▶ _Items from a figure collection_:
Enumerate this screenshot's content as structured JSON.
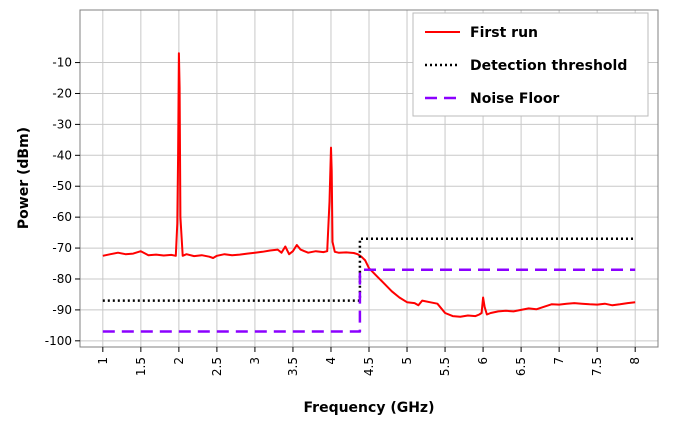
{
  "chart_data": {
    "type": "line",
    "xlabel": "Frequency (GHz)",
    "ylabel": "Power (dBm)",
    "xlim": [
      0.7,
      8.3
    ],
    "ylim": [
      -102,
      7
    ],
    "x_ticks": [
      1,
      1.5,
      2,
      2.5,
      3,
      3.5,
      4,
      4.5,
      5,
      5.5,
      6,
      6.5,
      7,
      7.5,
      8
    ],
    "y_ticks": [
      -100,
      -90,
      -80,
      -70,
      -60,
      -50,
      -40,
      -30,
      -20,
      -10
    ],
    "grid": true,
    "legend_position": "top-right",
    "series": [
      {
        "name": "First run",
        "color": "#ff0000",
        "style": "solid",
        "x": [
          1.0,
          1.1,
          1.2,
          1.3,
          1.4,
          1.5,
          1.6,
          1.7,
          1.8,
          1.9,
          1.96,
          1.98,
          1.99,
          2.0,
          2.01,
          2.02,
          2.05,
          2.1,
          2.2,
          2.3,
          2.4,
          2.45,
          2.5,
          2.6,
          2.7,
          2.8,
          2.9,
          3.0,
          3.1,
          3.2,
          3.3,
          3.35,
          3.4,
          3.45,
          3.5,
          3.55,
          3.6,
          3.65,
          3.7,
          3.8,
          3.9,
          3.95,
          3.98,
          4.0,
          4.01,
          4.02,
          4.05,
          4.1,
          4.2,
          4.3,
          4.35,
          4.4,
          4.45,
          4.5,
          4.6,
          4.7,
          4.8,
          4.9,
          5.0,
          5.1,
          5.15,
          5.2,
          5.3,
          5.4,
          5.5,
          5.6,
          5.7,
          5.8,
          5.9,
          5.95,
          5.98,
          6.0,
          6.02,
          6.05,
          6.1,
          6.2,
          6.3,
          6.4,
          6.5,
          6.6,
          6.7,
          6.8,
          6.9,
          7.0,
          7.1,
          7.2,
          7.3,
          7.4,
          7.5,
          7.6,
          7.7,
          7.8,
          7.9,
          8.0
        ],
        "y": [
          -72.5,
          -72.0,
          -71.5,
          -72.0,
          -71.8,
          -71.0,
          -72.3,
          -72.1,
          -72.4,
          -72.2,
          -72.5,
          -62.0,
          -40.0,
          -7.0,
          -18.0,
          -60.0,
          -72.5,
          -72.0,
          -72.6,
          -72.3,
          -72.8,
          -73.2,
          -72.5,
          -72.0,
          -72.3,
          -72.1,
          -71.8,
          -71.5,
          -71.2,
          -70.8,
          -70.5,
          -71.5,
          -69.5,
          -72.0,
          -71.0,
          -69.0,
          -70.5,
          -71.0,
          -71.5,
          -71.0,
          -71.3,
          -71.0,
          -55.0,
          -37.5,
          -45.0,
          -68.0,
          -71.2,
          -71.5,
          -71.4,
          -71.6,
          -72.0,
          -72.8,
          -74.0,
          -76.5,
          -79.0,
          -81.5,
          -84.0,
          -86.0,
          -87.5,
          -87.8,
          -88.5,
          -87.0,
          -87.5,
          -88.0,
          -91.0,
          -92.0,
          -92.2,
          -91.8,
          -92.0,
          -91.5,
          -91.0,
          -86.0,
          -89.0,
          -91.5,
          -91.0,
          -90.5,
          -90.3,
          -90.5,
          -90.0,
          -89.5,
          -89.8,
          -89.0,
          -88.2,
          -88.3,
          -88.0,
          -87.8,
          -88.0,
          -88.2,
          -88.3,
          -88.0,
          -88.5,
          -88.2,
          -87.8,
          -87.5
        ]
      },
      {
        "name": "Detection threshold",
        "color": "#000000",
        "style": "dotted",
        "x": [
          1.0,
          4.38,
          4.38,
          8.0
        ],
        "y": [
          -87.0,
          -87.0,
          -67.0,
          -67.0
        ]
      },
      {
        "name": "Noise Floor",
        "color": "#8b00ff",
        "style": "dashed",
        "x": [
          1.0,
          4.38,
          4.38,
          8.0
        ],
        "y": [
          -97.0,
          -97.0,
          -77.0,
          -77.0
        ]
      }
    ]
  }
}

▶ _WORK TO COMPLETE_: Transcribe every line in the entries above, taking out only the images.

▶ _SOLVED EXERCISE_:
Enumerate this screenshot's content as structured JSON.
{
  "chart_data": {
    "type": "line",
    "xlabel": "Frequency (GHz)",
    "ylabel": "Power (dBm)",
    "xlim": [
      0.7,
      8.3
    ],
    "ylim": [
      -102,
      7
    ],
    "x_ticks": [
      1,
      1.5,
      2,
      2.5,
      3,
      3.5,
      4,
      4.5,
      5,
      5.5,
      6,
      6.5,
      7,
      7.5,
      8
    ],
    "y_ticks": [
      -100,
      -90,
      -80,
      -70,
      -60,
      -50,
      -40,
      -30,
      -20,
      -10
    ],
    "grid": true,
    "legend_position": "top-right",
    "series": [
      {
        "name": "First run",
        "color": "#ff0000",
        "style": "solid",
        "x": [
          1.0,
          1.1,
          1.2,
          1.3,
          1.4,
          1.5,
          1.6,
          1.7,
          1.8,
          1.9,
          1.96,
          1.98,
          1.99,
          2.0,
          2.01,
          2.02,
          2.05,
          2.1,
          2.2,
          2.3,
          2.4,
          2.45,
          2.5,
          2.6,
          2.7,
          2.8,
          2.9,
          3.0,
          3.1,
          3.2,
          3.3,
          3.35,
          3.4,
          3.45,
          3.5,
          3.55,
          3.6,
          3.65,
          3.7,
          3.8,
          3.9,
          3.95,
          3.98,
          4.0,
          4.01,
          4.02,
          4.05,
          4.1,
          4.2,
          4.3,
          4.35,
          4.4,
          4.45,
          4.5,
          4.6,
          4.7,
          4.8,
          4.9,
          5.0,
          5.1,
          5.15,
          5.2,
          5.3,
          5.4,
          5.5,
          5.6,
          5.7,
          5.8,
          5.9,
          5.95,
          5.98,
          6.0,
          6.02,
          6.05,
          6.1,
          6.2,
          6.3,
          6.4,
          6.5,
          6.6,
          6.7,
          6.8,
          6.9,
          7.0,
          7.1,
          7.2,
          7.3,
          7.4,
          7.5,
          7.6,
          7.7,
          7.8,
          7.9,
          8.0
        ],
        "y": [
          -72.5,
          -72.0,
          -71.5,
          -72.0,
          -71.8,
          -71.0,
          -72.3,
          -72.1,
          -72.4,
          -72.2,
          -72.5,
          -62.0,
          -40.0,
          -7.0,
          -18.0,
          -60.0,
          -72.5,
          -72.0,
          -72.6,
          -72.3,
          -72.8,
          -73.2,
          -72.5,
          -72.0,
          -72.3,
          -72.1,
          -71.8,
          -71.5,
          -71.2,
          -70.8,
          -70.5,
          -71.5,
          -69.5,
          -72.0,
          -71.0,
          -69.0,
          -70.5,
          -71.0,
          -71.5,
          -71.0,
          -71.3,
          -71.0,
          -55.0,
          -37.5,
          -45.0,
          -68.0,
          -71.2,
          -71.5,
          -71.4,
          -71.6,
          -72.0,
          -72.8,
          -74.0,
          -76.5,
          -79.0,
          -81.5,
          -84.0,
          -86.0,
          -87.5,
          -87.8,
          -88.5,
          -87.0,
          -87.5,
          -88.0,
          -91.0,
          -92.0,
          -92.2,
          -91.8,
          -92.0,
          -91.5,
          -91.0,
          -86.0,
          -89.0,
          -91.5,
          -91.0,
          -90.5,
          -90.3,
          -90.5,
          -90.0,
          -89.5,
          -89.8,
          -89.0,
          -88.2,
          -88.3,
          -88.0,
          -87.8,
          -88.0,
          -88.2,
          -88.3,
          -88.0,
          -88.5,
          -88.2,
          -87.8,
          -87.5
        ]
      },
      {
        "name": "Detection threshold",
        "color": "#000000",
        "style": "dotted",
        "x": [
          1.0,
          4.38,
          4.38,
          8.0
        ],
        "y": [
          -87.0,
          -87.0,
          -67.0,
          -67.0
        ]
      },
      {
        "name": "Noise Floor",
        "color": "#8b00ff",
        "style": "dashed",
        "x": [
          1.0,
          4.38,
          4.38,
          8.0
        ],
        "y": [
          -97.0,
          -97.0,
          -77.0,
          -77.0
        ]
      }
    ]
  }
}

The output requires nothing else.